Objective — Find the lines below that contain the string "screenshot". Copy each one.
------------------------------------
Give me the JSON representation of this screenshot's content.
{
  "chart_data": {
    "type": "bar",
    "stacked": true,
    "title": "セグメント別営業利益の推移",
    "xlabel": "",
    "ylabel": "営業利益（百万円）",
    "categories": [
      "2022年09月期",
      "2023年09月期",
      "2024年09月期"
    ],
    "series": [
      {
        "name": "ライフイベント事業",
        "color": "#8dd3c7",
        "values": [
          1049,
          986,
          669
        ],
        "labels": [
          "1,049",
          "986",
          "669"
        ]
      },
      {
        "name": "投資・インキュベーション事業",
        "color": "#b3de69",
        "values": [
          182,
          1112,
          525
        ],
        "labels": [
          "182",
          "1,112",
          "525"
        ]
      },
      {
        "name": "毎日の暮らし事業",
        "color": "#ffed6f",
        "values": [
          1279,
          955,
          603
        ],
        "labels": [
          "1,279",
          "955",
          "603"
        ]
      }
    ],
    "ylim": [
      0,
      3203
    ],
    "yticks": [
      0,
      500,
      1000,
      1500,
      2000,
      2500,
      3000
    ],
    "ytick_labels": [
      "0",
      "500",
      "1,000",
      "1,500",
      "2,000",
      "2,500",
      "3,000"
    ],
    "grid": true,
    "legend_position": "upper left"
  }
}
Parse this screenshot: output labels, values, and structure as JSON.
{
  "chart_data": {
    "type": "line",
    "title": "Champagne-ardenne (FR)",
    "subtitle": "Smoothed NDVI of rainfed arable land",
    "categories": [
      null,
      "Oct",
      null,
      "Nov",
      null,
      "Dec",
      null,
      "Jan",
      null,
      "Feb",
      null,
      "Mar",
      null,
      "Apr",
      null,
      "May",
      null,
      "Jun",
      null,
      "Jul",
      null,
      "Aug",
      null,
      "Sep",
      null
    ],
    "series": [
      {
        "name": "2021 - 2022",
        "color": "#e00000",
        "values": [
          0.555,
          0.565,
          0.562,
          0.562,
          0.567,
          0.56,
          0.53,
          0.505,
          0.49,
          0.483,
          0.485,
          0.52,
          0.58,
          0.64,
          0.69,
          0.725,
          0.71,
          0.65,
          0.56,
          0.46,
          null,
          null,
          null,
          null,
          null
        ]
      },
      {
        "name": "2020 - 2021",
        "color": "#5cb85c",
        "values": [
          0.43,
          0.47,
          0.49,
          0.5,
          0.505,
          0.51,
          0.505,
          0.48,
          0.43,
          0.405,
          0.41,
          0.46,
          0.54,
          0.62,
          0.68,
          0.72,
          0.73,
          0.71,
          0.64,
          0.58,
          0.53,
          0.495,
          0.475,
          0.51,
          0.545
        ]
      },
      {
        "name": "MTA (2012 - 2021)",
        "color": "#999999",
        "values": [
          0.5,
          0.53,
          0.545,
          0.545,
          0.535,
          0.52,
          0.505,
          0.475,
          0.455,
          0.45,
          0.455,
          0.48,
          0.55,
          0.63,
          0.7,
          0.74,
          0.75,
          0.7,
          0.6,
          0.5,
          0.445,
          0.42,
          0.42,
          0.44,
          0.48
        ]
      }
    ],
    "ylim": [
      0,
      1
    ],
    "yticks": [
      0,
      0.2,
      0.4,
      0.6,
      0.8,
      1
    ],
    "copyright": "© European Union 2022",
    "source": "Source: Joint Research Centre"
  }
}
------------------------------------
Answer to this exercise —
Give me the JSON representation of this screenshot's content.
Parse this screenshot: output labels, values, and structure as JSON.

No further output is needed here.